Render the lines of the material below as a JSON list of strings, one string per line and no blank lines, starting at the line containing "Patent image size: (957, 966)." and ending with the line containing "The laser beam 38 is at (187, 208).", both included.

┌─ Records for the task

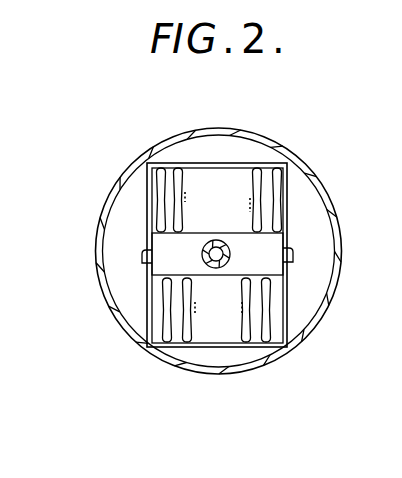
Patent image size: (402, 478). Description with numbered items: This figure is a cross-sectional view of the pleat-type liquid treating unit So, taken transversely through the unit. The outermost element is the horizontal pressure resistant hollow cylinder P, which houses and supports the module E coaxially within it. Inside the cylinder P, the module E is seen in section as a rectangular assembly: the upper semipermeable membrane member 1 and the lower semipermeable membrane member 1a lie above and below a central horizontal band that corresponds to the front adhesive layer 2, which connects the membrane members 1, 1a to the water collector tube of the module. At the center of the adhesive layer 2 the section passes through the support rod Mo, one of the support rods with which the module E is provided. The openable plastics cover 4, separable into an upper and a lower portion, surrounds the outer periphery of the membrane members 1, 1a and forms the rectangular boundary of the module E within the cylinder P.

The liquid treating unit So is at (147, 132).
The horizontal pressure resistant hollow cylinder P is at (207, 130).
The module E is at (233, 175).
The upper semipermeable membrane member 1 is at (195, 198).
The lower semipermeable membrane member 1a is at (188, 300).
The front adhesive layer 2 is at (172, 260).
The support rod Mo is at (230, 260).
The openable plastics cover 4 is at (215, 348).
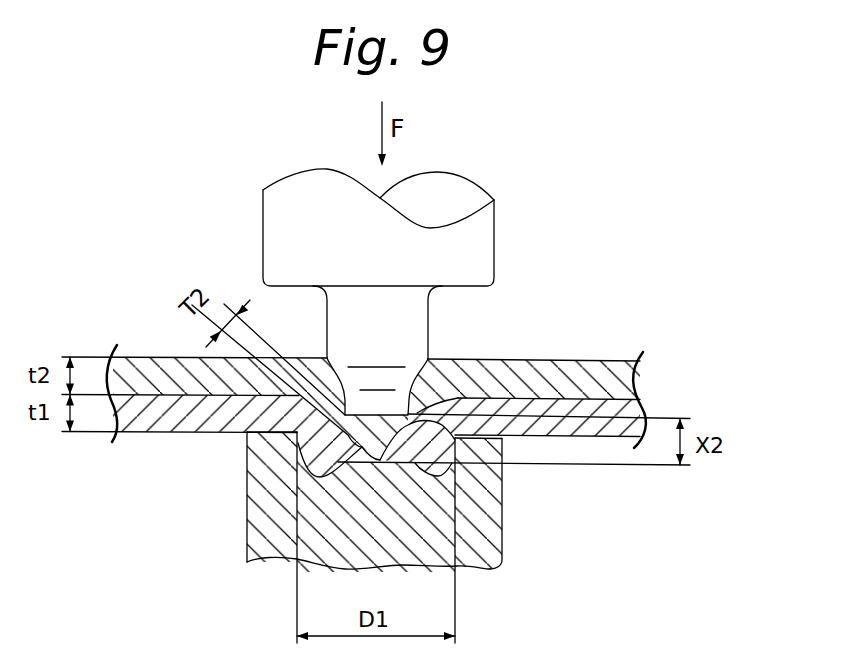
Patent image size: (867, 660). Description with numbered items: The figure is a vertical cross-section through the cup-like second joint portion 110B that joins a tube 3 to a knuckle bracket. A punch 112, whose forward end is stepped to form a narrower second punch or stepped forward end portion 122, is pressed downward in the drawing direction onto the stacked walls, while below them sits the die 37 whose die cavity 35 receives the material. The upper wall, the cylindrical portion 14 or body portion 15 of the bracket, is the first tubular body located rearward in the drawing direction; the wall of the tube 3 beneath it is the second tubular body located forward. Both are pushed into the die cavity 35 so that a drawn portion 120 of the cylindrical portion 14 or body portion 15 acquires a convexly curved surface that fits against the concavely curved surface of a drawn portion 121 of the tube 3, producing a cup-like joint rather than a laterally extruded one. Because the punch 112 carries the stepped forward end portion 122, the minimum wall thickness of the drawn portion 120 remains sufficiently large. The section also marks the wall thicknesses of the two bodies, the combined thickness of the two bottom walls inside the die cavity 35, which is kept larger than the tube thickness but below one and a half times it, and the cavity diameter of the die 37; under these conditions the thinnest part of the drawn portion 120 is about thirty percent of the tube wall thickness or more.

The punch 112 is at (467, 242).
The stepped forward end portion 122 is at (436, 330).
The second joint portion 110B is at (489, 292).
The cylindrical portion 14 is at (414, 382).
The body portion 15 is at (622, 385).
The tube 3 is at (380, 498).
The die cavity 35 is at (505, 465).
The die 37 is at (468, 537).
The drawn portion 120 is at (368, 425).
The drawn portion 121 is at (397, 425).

└─
┌─ Records for the task

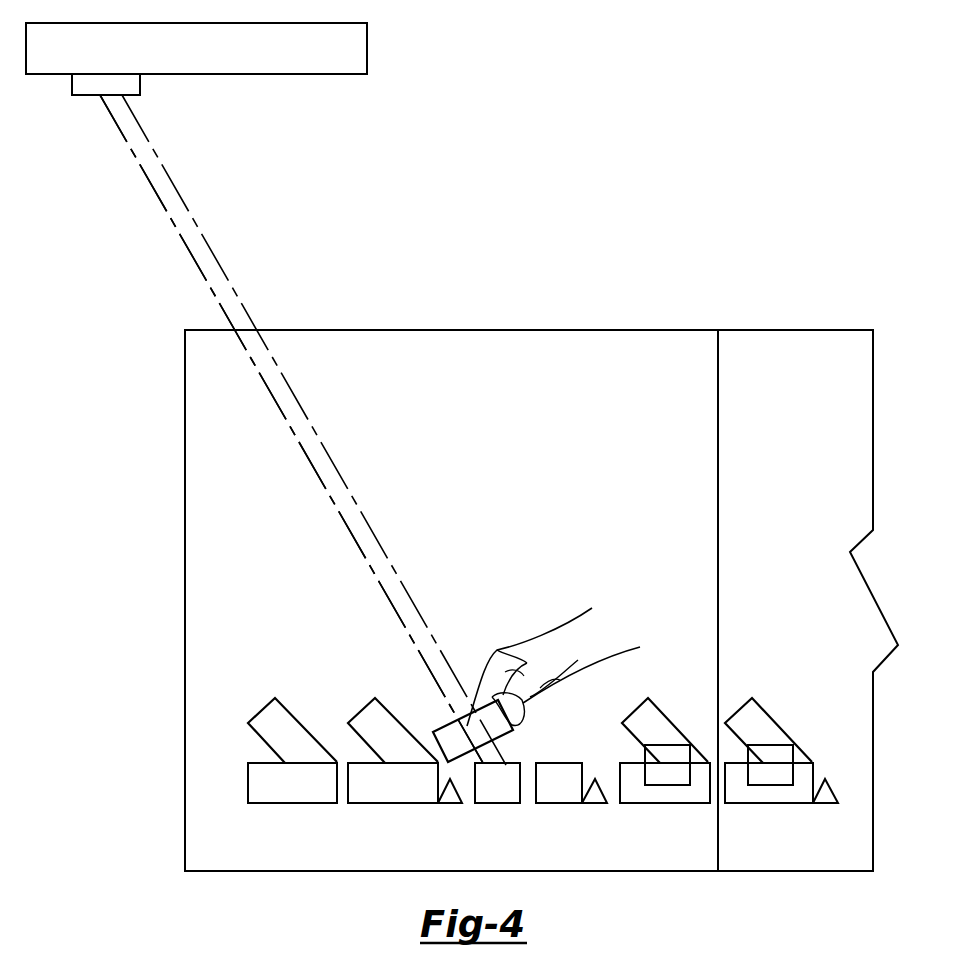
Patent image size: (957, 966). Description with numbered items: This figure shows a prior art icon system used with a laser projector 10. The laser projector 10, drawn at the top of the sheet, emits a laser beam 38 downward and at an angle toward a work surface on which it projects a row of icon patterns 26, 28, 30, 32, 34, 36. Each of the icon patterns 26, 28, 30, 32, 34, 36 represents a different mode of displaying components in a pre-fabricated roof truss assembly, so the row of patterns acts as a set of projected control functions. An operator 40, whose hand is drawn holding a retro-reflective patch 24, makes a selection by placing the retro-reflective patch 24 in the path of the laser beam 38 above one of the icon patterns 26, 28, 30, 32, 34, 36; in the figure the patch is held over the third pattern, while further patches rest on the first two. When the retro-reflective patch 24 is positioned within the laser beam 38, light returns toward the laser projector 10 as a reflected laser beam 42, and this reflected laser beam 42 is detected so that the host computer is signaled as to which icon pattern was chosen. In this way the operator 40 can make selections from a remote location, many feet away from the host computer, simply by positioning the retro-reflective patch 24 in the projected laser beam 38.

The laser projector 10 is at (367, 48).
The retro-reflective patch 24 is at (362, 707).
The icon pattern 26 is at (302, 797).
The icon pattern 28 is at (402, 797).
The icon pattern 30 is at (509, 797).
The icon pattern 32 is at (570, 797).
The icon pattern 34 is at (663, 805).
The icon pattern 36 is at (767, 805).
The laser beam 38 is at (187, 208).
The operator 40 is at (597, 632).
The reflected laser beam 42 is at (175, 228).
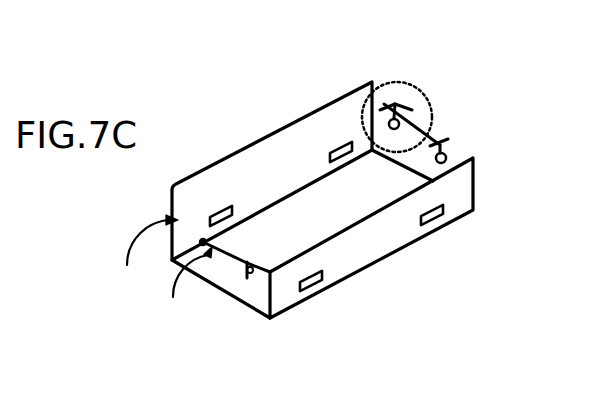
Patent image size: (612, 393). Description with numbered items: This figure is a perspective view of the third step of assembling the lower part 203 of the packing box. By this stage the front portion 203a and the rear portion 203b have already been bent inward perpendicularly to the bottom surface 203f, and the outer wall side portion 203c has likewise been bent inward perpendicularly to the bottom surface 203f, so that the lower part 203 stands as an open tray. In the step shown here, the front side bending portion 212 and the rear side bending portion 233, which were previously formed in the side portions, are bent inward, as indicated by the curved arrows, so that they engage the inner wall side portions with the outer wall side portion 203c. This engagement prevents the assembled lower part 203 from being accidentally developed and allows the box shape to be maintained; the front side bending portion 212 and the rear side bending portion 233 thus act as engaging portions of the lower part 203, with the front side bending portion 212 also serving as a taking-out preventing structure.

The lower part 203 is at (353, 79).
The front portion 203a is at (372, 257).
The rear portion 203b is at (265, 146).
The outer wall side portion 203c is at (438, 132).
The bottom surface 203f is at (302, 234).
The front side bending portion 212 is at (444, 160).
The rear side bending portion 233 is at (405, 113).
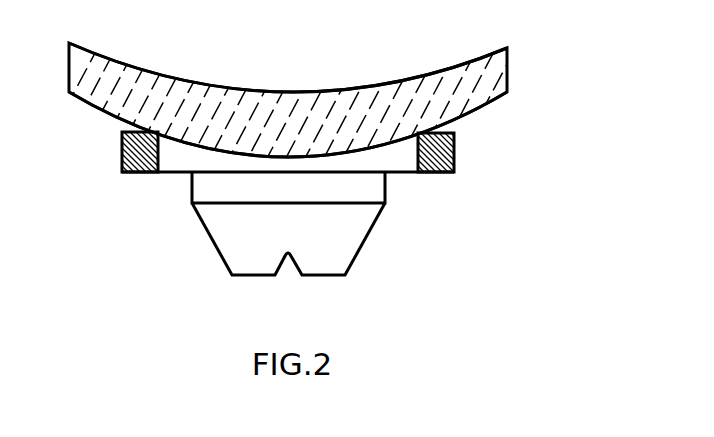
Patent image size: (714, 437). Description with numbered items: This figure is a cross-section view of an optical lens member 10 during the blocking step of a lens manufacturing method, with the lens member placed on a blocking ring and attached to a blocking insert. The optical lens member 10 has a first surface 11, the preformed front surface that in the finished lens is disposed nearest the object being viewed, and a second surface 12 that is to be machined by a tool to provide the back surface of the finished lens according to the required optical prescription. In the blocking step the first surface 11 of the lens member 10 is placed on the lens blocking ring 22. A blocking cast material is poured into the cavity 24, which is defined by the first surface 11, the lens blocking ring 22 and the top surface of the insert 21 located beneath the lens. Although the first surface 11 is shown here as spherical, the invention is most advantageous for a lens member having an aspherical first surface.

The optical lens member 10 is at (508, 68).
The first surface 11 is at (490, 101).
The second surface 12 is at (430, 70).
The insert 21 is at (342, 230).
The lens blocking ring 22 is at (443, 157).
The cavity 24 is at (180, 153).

└─

▸ Output for this task
[
  "Patent image size: (957, 966). Description with numbered items: This figure shows a prior art icon system used with a laser projector 10. The laser projector 10, drawn at the top of the sheet, emits a laser beam 38 downward and at an angle toward a work surface on which it projects a row of icon patterns 26, 28, 30, 32, 34, 36. Each of the icon patterns 26, 28, 30, 32, 34, 36 represents a different mode of displaying components in a pre-fabricated roof truss assembly, so the row of patterns acts as a set of projected control functions. An operator 40, whose hand is drawn holding a retro-reflective patch 24, makes a selection by placing the retro-reflective patch 24 in the path of the laser beam 38 above one of the icon patterns 26, 28, 30, 32, 34, 36; in the figure the patch is held over the third pattern, while further patches rest on the first two. When the retro-reflective patch 24 is positioned within the laser beam 38, light returns toward the laser projector 10 as a reflected laser beam 42, and this reflected laser beam 42 is detected so that the host computer is signaled as to which icon pattern was chosen. In this way the operator 40 can make selections from a remote location, many feet away from the host computer, simply by positioning the retro-reflective patch 24 in the projected laser beam 38.",
  "The laser projector 10 is at (367, 48).",
  "The retro-reflective patch 24 is at (362, 707).",
  "The icon pattern 26 is at (302, 797).",
  "The icon pattern 28 is at (402, 797).",
  "The icon pattern 30 is at (509, 797).",
  "The icon pattern 32 is at (570, 797).",
  "The icon pattern 34 is at (663, 805).",
  "The icon pattern 36 is at (767, 805).",
  "The laser beam 38 is at (187, 208)."
]